## ASSIGNED TASK 1
In the discussion of leaderless revolts, what share of Romania's population under Ceaucescu does one commenter say worked directly or indirectly for the Securitate?
## ASSIGNED TASK 2
Carry on the discussion of leaderless revolts from the point where it stops.

## EXCERPT
Question……

We have been hearing a great deal about the “leaderless” Libyan resistance to Gaddafi. To a lesser degree, we heard similar things about Egypt when protestors failed to coalesce behind Elbareidi as Egypt’s national savior, but it was muted, perhaps due to the prominence of Wael Ghonim, an influential figure to whom western reporters and audencies could relate. Ghonim, however, was not a “leader” in the same sense as say, Nehru, Walesa or Yeltsin.

Are these revolts really of a different political character or do their “leaders” in this panopticonic global environment just have the sense to stay the hell out of sight?

  1. Joseph Fouche:

    In this podcast from new books in history:.http://newbooksinhistory.com/2010/07/29/gary-bruce-the-firm-the-inside-story-of-the-stasi/.the author interviewed discusses how the Stasi had basically achieved universal surveillance by the end of East Germany’s existence and in the end all that surveillance was for naught because people eventually rose up en masse in a matter of days and it was over. I don’t think there was any particular resistance leader in East Germany that sparked the revolt. It seems to have been grapevining.

  2. zen:

    Hi JF.
    .
    Interesting. Romania under Ceaucescu had 10 % of the population working directly or indirectly for Securitate. Perhaps it is this suffocating level of repression itself which helped  create the mass uprisings in East Germany and Romania. In the Third Reich, the Gestapo was dreaded in part because it was a relatively small organization with a fearsome mystique that few Germans ever had firsthand contact with it. Rumors magnified it into an all-seeing apparatus that it never was.

## GIVEN RECORDS
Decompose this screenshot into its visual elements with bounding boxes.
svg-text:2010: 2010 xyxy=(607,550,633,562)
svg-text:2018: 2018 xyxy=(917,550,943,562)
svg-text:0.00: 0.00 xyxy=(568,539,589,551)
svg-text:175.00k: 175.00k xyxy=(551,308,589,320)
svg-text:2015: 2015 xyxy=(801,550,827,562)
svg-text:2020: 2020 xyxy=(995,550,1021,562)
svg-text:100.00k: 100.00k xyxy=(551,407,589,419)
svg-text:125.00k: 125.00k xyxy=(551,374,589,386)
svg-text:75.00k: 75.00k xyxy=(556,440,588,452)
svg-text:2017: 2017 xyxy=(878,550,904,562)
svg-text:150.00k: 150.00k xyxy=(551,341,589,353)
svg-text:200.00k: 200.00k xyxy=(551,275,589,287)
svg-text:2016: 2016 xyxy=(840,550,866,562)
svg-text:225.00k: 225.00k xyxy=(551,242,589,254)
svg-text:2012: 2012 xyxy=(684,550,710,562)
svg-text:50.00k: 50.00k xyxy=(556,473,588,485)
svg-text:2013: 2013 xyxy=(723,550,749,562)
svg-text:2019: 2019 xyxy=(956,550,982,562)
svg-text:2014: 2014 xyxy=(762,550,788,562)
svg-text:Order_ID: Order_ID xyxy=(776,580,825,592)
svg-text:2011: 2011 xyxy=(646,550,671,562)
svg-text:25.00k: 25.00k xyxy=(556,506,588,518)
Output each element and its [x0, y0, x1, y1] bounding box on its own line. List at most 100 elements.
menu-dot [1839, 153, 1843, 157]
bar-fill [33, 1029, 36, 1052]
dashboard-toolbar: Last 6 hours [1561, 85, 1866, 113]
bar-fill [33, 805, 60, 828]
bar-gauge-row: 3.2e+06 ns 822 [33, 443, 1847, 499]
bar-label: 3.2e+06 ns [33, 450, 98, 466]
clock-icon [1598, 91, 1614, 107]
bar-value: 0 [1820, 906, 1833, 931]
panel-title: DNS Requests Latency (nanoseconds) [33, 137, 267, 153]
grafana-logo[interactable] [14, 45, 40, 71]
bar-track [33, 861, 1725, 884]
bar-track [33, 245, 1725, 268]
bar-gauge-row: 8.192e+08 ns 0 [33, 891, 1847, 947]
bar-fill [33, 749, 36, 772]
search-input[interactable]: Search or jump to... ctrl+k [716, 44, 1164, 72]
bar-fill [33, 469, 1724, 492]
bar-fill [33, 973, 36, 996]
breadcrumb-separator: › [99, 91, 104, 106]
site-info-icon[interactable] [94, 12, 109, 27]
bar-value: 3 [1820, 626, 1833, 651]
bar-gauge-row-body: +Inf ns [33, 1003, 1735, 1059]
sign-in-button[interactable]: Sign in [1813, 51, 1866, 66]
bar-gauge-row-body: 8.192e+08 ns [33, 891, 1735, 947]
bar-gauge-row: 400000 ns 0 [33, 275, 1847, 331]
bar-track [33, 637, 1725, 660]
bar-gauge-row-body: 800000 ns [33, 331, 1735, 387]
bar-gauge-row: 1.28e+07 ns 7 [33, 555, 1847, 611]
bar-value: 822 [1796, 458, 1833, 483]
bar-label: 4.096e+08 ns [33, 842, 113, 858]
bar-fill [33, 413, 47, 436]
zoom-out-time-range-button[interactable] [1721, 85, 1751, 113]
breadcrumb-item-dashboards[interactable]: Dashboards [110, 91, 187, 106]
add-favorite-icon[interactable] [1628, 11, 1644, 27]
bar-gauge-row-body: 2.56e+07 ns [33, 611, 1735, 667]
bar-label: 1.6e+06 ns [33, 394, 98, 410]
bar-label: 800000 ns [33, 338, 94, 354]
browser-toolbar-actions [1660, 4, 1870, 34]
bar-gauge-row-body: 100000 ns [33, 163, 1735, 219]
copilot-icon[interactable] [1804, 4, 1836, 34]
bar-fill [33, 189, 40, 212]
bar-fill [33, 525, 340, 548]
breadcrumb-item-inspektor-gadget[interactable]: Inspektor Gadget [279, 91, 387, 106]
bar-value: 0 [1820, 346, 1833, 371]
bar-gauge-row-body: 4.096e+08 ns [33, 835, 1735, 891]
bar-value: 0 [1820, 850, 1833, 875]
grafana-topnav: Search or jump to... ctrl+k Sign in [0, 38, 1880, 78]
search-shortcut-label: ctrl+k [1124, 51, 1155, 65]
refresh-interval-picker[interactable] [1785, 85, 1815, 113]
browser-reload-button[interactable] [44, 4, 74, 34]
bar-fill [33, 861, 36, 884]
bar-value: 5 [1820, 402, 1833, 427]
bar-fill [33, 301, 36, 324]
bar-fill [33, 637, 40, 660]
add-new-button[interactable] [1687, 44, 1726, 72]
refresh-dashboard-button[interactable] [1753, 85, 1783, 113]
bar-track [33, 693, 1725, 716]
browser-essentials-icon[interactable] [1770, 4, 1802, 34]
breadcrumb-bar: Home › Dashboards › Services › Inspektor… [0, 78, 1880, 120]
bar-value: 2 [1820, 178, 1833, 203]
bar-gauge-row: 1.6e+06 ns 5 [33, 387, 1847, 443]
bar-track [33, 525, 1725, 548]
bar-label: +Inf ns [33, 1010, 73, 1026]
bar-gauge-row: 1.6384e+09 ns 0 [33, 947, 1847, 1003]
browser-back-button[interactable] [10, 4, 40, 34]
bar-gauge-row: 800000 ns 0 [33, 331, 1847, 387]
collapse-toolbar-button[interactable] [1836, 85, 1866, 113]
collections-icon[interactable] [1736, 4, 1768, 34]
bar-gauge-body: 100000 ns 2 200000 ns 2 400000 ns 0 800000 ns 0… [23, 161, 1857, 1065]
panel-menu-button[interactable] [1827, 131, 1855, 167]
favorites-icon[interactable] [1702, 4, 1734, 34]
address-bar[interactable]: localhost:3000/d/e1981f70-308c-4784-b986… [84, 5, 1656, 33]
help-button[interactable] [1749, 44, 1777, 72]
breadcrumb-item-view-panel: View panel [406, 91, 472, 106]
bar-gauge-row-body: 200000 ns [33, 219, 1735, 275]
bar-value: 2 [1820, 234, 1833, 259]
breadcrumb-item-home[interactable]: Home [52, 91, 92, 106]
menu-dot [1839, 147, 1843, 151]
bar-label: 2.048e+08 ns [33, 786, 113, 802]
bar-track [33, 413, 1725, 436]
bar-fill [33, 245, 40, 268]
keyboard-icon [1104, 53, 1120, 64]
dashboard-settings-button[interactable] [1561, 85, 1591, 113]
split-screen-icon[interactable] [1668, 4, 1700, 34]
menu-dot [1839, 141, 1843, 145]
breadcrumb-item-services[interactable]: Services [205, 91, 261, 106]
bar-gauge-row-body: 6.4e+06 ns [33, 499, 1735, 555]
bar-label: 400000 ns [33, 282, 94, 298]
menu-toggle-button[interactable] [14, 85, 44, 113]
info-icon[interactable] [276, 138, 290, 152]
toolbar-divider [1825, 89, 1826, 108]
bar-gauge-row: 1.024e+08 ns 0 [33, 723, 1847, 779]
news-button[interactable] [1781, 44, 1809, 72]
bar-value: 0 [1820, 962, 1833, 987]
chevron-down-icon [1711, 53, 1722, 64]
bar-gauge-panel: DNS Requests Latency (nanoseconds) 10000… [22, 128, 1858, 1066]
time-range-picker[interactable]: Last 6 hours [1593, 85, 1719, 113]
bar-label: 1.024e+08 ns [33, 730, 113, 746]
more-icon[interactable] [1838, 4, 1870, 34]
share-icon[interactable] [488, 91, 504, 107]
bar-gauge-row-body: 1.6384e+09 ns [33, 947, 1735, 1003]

## REPLY 1
10 percent

## REPLY 2
  3. J. Scott:

    Zen, JF’s idea seems most likely, and I like the "grapevining" metaphor. I sent you a link to a website someone shared earlier where the author pointed to a total shake-up in the status quo world order—due in no small part to the internet and technology. Rush was on in the background today, and I heard him reference Gorbachev’s remarks about "knowing" the gig was up in the old USSR—when they started finding video tapes of the television show "Dallas"—-the leadership knew the charade and the lies about the West were being revealed. By analogy, these oppressed folks in these Med states are close enough to Europe physically to "know," even lacking technology,  something better is possible. The demographics are plainly on the side of the protesters who are younger, more energetic, and focused than their despotic leaders. In addition, I wouldn’t be surprised to see Sharia Law taking a shellacking in the process—-as I believe if these folks are motivated by what they’ve seen as a superior existence won’t be fooled by a partnership with the hyper-religious. (I do not believe the Iranian Revolution of 79 could happen in the days of the internet where the people traded a dictator for religious fanaticism.) All that said, there will be polls of power where these folks will self-organize—lets just hope those who rise to the top aren’t wannabe despots.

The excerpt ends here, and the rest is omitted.